##### EXERCISE INPUT #####

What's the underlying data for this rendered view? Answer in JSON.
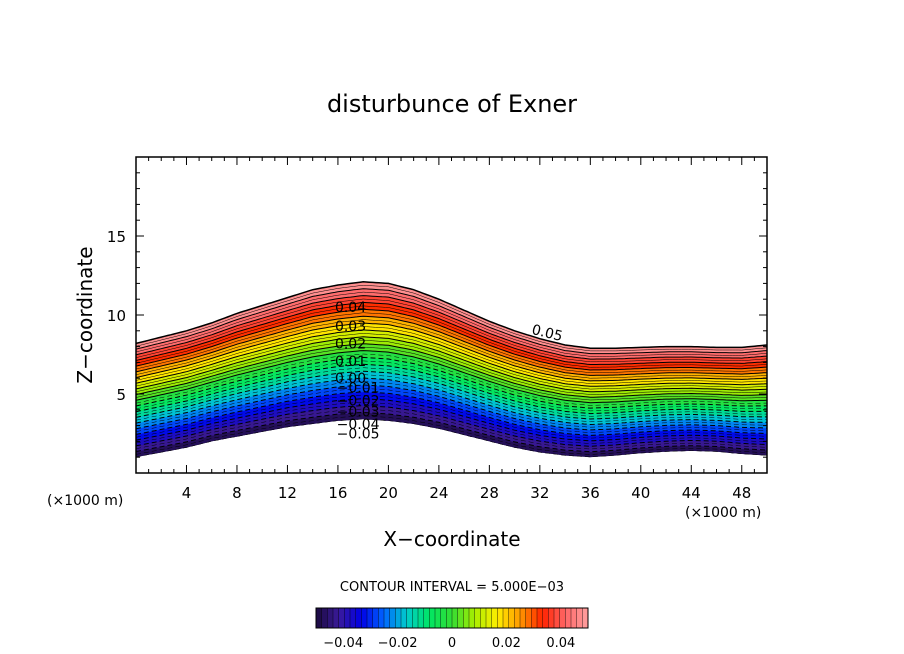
{
  "chart_data": {
    "type": "contour",
    "title": "disturbunce of Exner",
    "xlabel": "X−coordinate",
    "ylabel": "Z−coordinate",
    "x_unit": "(×1000 m)",
    "y_unit": "(×1000 m)",
    "xlim": [
      0,
      50
    ],
    "ylim": [
      0,
      20
    ],
    "xticks": [
      4,
      8,
      12,
      16,
      20,
      24,
      28,
      32,
      36,
      40,
      44,
      48
    ],
    "xtick_labels": [
      "4",
      "8",
      "12",
      "16",
      "20",
      "24",
      "28",
      "32",
      "36",
      "40",
      "44",
      "48"
    ],
    "yticks": [
      5,
      10,
      15
    ],
    "ytick_labels": [
      "5",
      "10",
      "15"
    ],
    "levels": {
      "min": -0.05,
      "max": 0.05,
      "interval": 0.005
    },
    "negative_contours": "dashed",
    "contour_interval_label": "CONTOUR INTERVAL = 5.000E−03",
    "contour_labels": [
      {
        "text": "0.05",
        "x": 32.5,
        "z": 8.9
      },
      {
        "text": "0.04",
        "x": 17.0,
        "z": 10.5
      },
      {
        "text": "0.03",
        "x": 17.0,
        "z": 9.3
      },
      {
        "text": "0.02",
        "x": 17.0,
        "z": 8.2
      },
      {
        "text": "0.01",
        "x": 17.0,
        "z": 7.1
      },
      {
        "text": "0.00",
        "x": 17.0,
        "z": 6.0
      },
      {
        "text": "−0.01",
        "x": 17.6,
        "z": 5.4
      },
      {
        "text": "−0.02",
        "x": 17.6,
        "z": 4.6
      },
      {
        "text": "−0.03",
        "x": 17.6,
        "z": 3.9
      },
      {
        "text": "−0.04",
        "x": 17.6,
        "z": 3.1
      },
      {
        "text": "−0.05",
        "x": 17.6,
        "z": 2.5
      }
    ],
    "terrain": {
      "x": [
        0,
        2,
        4,
        6,
        8,
        10,
        12,
        14,
        16,
        18,
        20,
        22,
        24,
        26,
        28,
        30,
        32,
        34,
        36,
        38,
        40,
        42,
        44,
        46,
        48,
        50
      ],
      "bottom": [
        1.0,
        1.3,
        1.6,
        2.0,
        2.3,
        2.6,
        2.9,
        3.1,
        3.3,
        3.4,
        3.3,
        3.1,
        2.8,
        2.4,
        2.0,
        1.6,
        1.3,
        1.1,
        1.0,
        1.1,
        1.25,
        1.35,
        1.4,
        1.35,
        1.2,
        1.1
      ],
      "top": [
        8.2,
        8.6,
        9.0,
        9.5,
        10.1,
        10.6,
        11.1,
        11.6,
        11.9,
        12.1,
        12.0,
        11.6,
        11.0,
        10.3,
        9.6,
        9.0,
        8.5,
        8.1,
        7.9,
        7.9,
        7.95,
        8.0,
        8.0,
        7.95,
        7.95,
        8.1
      ]
    },
    "colorbar": {
      "ticks": [
        -0.04,
        -0.02,
        0,
        0.02,
        0.04
      ],
      "tick_labels": [
        "−0.04",
        "−0.02",
        "0",
        "0.02",
        "0.04"
      ],
      "stops": [
        "#1a0a3c",
        "#3a1a9a",
        "#0000e6",
        "#0066ff",
        "#00cccc",
        "#00e664",
        "#33dd33",
        "#aaee00",
        "#ffee00",
        "#ff9900",
        "#ff2200",
        "#ff6666",
        "#ffa0a0"
      ]
    }
  }
}
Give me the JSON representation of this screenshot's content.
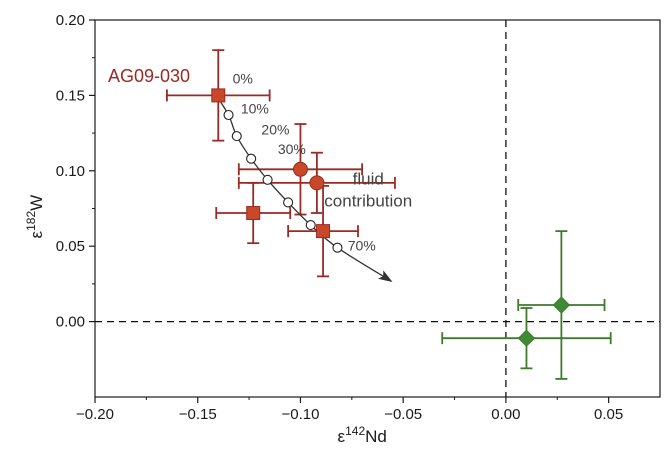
{
  "colors": {
    "red_stroke": "#9b2a24",
    "red_fill": "#c9482a",
    "green_stroke": "#3d7a2c",
    "green_fill": "#3f8a35",
    "model_curve": "#333333",
    "frame": "#1a1a1a"
  },
  "chart_data": {
    "type": "scatter",
    "xlabel": {
      "prefix": "ε",
      "sup": "142",
      "suffix": "Nd"
    },
    "ylabel": {
      "prefix": "ε",
      "sup": "182",
      "suffix": "W"
    },
    "xlim": [
      -0.2,
      0.075
    ],
    "ylim": [
      -0.05,
      0.2
    ],
    "x_ticks": [
      -0.2,
      -0.15,
      -0.1,
      -0.05,
      0.0,
      0.05
    ],
    "x_tick_labels": [
      "−0.20",
      "−0.15",
      "−0.10",
      "−0.05",
      "0.00",
      "0.05"
    ],
    "y_ticks": [
      0.0,
      0.05,
      0.1,
      0.15,
      0.2
    ],
    "y_tick_labels": [
      "0.00",
      "0.05",
      "0.10",
      "0.15",
      "0.20"
    ],
    "grid": false,
    "reference_lines": {
      "x": 0.0,
      "y": 0.0,
      "style": "dashed"
    },
    "sample_label": "AG09-030",
    "series": [
      {
        "marker": "square",
        "color_group": "red",
        "points": [
          {
            "x": -0.14,
            "y": 0.15,
            "xerr": 0.025,
            "yerr": 0.03
          },
          {
            "x": -0.123,
            "y": 0.072,
            "xerr": 0.018,
            "yerr": 0.02
          },
          {
            "x": -0.089,
            "y": 0.06,
            "xerr": 0.017,
            "yerr": 0.03
          }
        ]
      },
      {
        "marker": "circle",
        "color_group": "red",
        "points": [
          {
            "x": -0.1,
            "y": 0.101,
            "xerr": 0.03,
            "yerr": 0.03
          },
          {
            "x": -0.092,
            "y": 0.092,
            "xerr": 0.038,
            "yerr": 0.02
          }
        ]
      },
      {
        "marker": "diamond",
        "color_group": "green",
        "points": [
          {
            "x": 0.027,
            "y": 0.011,
            "xerr": 0.021,
            "yerr": 0.049
          },
          {
            "x": 0.01,
            "y": -0.011,
            "xerr": 0.041,
            "yerr": 0.02
          }
        ]
      }
    ],
    "mixing_model": {
      "points": [
        {
          "x": -0.141,
          "y": 0.15
        },
        {
          "x": -0.135,
          "y": 0.137
        },
        {
          "x": -0.131,
          "y": 0.123
        },
        {
          "x": -0.124,
          "y": 0.108
        },
        {
          "x": -0.116,
          "y": 0.094
        },
        {
          "x": -0.106,
          "y": 0.079
        },
        {
          "x": -0.095,
          "y": 0.064
        },
        {
          "x": -0.082,
          "y": 0.049
        }
      ],
      "arrow_end": {
        "x": -0.056,
        "y": 0.027
      },
      "labels": [
        {
          "text": "0%",
          "x": -0.133,
          "y": 0.158
        },
        {
          "text": "10%",
          "x": -0.129,
          "y": 0.138
        },
        {
          "text": "20%",
          "x": -0.119,
          "y": 0.124
        },
        {
          "text": "30%",
          "x": -0.111,
          "y": 0.111
        },
        {
          "text": "70%",
          "x": -0.077,
          "y": 0.047
        }
      ],
      "arrow_label_lines": [
        "fluid",
        "contribution"
      ],
      "arrow_label_anchor": {
        "x": -0.067,
        "y": 0.091
      }
    }
  }
}
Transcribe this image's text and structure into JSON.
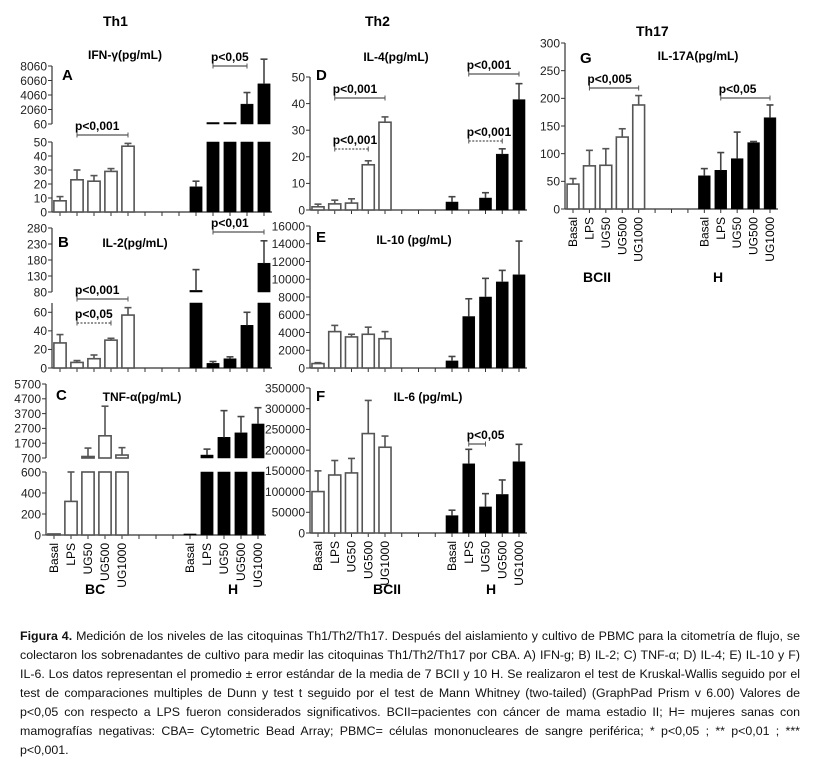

#####

PROBLEM TO SOLVE
In the listing, find all lines with the string "this" and copy them.

RESULT
What's the underlying data for this rendered view? Answer in JSON.
Give me the JSON representation of this screenshot's content.
Transcribe this image's text and structure into JSON.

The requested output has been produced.